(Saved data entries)
· · · · ·

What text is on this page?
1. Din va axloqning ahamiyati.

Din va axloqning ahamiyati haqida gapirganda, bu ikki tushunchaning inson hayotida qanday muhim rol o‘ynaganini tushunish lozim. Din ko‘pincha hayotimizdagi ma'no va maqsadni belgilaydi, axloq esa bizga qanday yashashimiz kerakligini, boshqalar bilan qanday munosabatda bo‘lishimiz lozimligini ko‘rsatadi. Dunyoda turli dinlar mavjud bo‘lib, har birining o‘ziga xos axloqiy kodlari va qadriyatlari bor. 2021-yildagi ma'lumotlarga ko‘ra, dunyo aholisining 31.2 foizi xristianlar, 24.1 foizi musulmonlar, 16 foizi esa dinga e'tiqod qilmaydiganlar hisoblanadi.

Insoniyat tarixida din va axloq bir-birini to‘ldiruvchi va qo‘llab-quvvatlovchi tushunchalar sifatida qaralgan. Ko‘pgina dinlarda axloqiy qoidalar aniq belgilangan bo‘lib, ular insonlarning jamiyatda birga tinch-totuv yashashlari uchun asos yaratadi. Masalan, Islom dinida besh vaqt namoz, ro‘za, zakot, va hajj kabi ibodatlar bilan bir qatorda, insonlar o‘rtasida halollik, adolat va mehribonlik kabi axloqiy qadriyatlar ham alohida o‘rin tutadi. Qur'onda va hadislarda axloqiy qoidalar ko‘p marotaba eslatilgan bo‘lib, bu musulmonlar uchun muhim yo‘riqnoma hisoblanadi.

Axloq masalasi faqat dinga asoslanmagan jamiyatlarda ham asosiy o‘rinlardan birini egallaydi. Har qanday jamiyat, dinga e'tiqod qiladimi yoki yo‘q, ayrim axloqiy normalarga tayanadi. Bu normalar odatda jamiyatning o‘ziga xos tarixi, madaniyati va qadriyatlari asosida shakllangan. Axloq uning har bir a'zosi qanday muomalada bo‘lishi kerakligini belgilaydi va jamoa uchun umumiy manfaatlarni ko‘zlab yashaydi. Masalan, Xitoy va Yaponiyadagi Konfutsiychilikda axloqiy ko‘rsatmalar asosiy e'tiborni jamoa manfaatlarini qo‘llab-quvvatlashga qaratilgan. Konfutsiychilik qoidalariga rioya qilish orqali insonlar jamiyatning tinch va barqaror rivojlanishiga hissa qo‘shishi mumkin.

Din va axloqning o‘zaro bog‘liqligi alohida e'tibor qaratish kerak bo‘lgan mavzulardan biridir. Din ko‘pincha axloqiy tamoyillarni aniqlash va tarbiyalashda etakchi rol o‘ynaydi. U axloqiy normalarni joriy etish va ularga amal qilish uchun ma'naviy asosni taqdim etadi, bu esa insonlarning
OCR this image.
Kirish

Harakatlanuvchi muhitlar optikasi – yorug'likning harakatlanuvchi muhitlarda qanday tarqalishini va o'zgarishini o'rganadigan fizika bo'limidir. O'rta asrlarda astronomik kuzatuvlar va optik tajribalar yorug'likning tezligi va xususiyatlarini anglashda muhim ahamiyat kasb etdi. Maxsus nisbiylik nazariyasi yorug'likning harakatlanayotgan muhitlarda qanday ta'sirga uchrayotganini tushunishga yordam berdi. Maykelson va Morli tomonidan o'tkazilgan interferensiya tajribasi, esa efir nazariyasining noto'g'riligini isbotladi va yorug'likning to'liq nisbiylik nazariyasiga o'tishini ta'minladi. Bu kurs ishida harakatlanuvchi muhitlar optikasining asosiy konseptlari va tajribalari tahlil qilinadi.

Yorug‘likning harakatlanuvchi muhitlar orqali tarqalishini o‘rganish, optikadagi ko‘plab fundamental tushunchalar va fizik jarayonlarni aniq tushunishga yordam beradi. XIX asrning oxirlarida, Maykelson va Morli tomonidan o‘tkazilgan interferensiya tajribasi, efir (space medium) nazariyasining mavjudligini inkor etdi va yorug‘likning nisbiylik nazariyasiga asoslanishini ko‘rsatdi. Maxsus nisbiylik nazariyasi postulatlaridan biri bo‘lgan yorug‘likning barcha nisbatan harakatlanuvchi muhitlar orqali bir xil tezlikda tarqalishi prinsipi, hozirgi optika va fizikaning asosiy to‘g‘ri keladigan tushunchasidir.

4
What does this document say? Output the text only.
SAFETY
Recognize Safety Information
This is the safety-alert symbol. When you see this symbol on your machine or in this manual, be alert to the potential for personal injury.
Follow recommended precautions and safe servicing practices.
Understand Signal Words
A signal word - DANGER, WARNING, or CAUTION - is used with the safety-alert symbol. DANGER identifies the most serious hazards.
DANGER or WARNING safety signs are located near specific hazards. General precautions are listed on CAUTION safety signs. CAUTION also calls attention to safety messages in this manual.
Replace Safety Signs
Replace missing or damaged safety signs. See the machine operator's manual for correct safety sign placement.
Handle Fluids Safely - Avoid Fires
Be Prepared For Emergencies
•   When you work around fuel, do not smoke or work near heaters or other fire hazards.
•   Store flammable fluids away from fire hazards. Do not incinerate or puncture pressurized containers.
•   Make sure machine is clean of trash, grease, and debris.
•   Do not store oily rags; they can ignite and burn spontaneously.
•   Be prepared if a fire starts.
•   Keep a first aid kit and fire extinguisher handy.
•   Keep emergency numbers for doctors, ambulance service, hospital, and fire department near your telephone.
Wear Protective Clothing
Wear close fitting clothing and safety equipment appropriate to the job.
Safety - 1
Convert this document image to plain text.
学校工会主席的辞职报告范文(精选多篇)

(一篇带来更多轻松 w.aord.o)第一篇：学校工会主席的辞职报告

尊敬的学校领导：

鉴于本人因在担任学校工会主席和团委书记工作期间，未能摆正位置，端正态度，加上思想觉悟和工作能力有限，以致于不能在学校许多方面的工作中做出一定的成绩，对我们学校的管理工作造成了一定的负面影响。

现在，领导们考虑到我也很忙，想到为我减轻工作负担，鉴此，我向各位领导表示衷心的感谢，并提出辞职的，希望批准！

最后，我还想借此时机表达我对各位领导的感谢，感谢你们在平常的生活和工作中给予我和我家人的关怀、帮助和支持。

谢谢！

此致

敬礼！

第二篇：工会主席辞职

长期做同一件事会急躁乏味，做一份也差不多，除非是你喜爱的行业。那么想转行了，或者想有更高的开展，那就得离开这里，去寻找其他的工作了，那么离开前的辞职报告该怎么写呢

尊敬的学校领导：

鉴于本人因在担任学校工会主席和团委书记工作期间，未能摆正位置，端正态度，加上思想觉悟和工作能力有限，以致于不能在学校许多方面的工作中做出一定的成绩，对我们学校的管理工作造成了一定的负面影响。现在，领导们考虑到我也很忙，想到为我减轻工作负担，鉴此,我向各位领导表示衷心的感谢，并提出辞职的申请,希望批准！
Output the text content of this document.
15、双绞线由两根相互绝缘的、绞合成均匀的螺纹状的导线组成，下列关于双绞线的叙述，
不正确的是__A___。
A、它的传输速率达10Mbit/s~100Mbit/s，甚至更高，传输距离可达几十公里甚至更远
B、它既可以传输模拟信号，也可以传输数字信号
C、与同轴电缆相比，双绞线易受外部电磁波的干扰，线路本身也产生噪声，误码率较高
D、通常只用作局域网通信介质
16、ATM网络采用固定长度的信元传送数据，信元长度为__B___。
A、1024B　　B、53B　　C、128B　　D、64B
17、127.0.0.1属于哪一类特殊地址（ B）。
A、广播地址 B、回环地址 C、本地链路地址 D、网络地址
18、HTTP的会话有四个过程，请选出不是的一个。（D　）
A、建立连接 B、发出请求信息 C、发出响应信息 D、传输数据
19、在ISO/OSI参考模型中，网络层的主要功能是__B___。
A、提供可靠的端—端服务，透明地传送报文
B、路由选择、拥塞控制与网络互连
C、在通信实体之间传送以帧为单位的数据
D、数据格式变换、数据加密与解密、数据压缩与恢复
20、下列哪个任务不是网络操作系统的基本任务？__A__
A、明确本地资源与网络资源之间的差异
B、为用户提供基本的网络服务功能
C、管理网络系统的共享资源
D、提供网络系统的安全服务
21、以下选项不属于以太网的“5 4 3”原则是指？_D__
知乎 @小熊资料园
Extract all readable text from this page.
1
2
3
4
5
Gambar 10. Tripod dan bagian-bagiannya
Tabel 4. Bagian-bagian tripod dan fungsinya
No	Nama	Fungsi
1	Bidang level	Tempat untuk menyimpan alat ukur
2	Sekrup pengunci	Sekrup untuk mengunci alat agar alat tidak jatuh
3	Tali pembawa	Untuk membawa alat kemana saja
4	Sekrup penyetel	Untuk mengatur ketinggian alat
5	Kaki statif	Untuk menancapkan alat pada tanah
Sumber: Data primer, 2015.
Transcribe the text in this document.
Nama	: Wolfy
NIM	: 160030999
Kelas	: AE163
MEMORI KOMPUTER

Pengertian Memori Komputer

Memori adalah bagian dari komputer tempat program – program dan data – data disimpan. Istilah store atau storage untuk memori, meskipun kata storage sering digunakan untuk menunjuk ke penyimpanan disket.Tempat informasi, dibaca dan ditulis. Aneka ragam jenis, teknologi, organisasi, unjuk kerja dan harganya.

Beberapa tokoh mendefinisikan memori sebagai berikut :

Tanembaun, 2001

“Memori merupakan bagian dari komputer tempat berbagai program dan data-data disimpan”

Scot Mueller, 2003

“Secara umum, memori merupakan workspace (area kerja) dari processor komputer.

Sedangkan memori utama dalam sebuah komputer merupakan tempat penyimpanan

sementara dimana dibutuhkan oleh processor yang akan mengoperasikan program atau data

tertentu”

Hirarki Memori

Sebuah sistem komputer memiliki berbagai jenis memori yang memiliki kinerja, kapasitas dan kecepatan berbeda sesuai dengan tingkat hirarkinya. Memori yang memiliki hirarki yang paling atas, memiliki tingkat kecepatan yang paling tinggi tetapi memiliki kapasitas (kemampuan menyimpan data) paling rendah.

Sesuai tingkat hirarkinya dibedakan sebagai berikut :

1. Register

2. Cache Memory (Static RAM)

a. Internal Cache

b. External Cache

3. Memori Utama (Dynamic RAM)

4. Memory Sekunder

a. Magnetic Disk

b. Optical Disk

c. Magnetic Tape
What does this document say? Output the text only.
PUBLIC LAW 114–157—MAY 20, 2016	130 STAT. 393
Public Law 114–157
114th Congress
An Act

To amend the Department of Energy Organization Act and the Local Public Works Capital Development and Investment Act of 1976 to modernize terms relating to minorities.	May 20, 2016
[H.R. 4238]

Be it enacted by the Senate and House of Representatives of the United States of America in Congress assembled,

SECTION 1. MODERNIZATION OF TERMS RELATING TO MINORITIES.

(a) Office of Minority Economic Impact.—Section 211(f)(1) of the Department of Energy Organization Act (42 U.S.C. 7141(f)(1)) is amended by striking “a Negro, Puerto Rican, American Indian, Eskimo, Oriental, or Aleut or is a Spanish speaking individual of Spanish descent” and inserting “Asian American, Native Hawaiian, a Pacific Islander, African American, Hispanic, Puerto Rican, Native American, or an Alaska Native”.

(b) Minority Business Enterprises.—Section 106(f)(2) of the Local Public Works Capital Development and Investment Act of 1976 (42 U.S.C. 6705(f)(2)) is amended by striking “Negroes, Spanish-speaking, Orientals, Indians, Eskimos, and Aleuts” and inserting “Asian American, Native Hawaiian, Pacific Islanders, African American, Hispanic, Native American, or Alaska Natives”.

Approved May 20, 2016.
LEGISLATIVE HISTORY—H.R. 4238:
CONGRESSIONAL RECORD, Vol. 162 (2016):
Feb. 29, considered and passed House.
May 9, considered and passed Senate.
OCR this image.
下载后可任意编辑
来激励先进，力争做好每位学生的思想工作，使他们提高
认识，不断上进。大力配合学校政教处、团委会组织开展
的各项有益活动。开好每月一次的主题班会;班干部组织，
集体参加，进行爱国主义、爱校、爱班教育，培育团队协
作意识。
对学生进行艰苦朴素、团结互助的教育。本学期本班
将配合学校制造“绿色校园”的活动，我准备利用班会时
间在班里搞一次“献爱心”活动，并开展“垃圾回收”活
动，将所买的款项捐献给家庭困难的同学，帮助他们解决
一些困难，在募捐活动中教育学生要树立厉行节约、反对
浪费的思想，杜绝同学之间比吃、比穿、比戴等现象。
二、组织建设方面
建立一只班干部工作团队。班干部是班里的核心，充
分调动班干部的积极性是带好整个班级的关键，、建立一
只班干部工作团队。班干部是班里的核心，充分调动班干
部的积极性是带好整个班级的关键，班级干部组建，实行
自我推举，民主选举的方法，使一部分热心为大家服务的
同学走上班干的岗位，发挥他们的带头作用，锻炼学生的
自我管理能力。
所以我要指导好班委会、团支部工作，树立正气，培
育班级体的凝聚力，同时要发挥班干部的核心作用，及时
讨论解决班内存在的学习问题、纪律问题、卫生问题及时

· · · · ·

* _DIRECTIONS_
Gather up the lines containing the word "Capital" from these records and copy them.

* _REPLY TO THE TASK_
To amend the Department of Energy Organization Act and the Local Public Works Capital Development and Investment Act of 1976 to modernize terms relating to minorities.	May 20, 2016
(b) Minority Business Enterprises.—Section 106(f)(2) of the Local Public Works Capital Development and Investment Act of 1976 (42 U.S.C. 6705(f)(2)) is amended by striking “Negroes, Spanish-speaking, Orientals, Indians, Eskimos, and Aleuts” and inserting “Asian American, Native Hawaiian, Pacific Islanders, African American, Hispanic, Native American, or Alaska Natives”.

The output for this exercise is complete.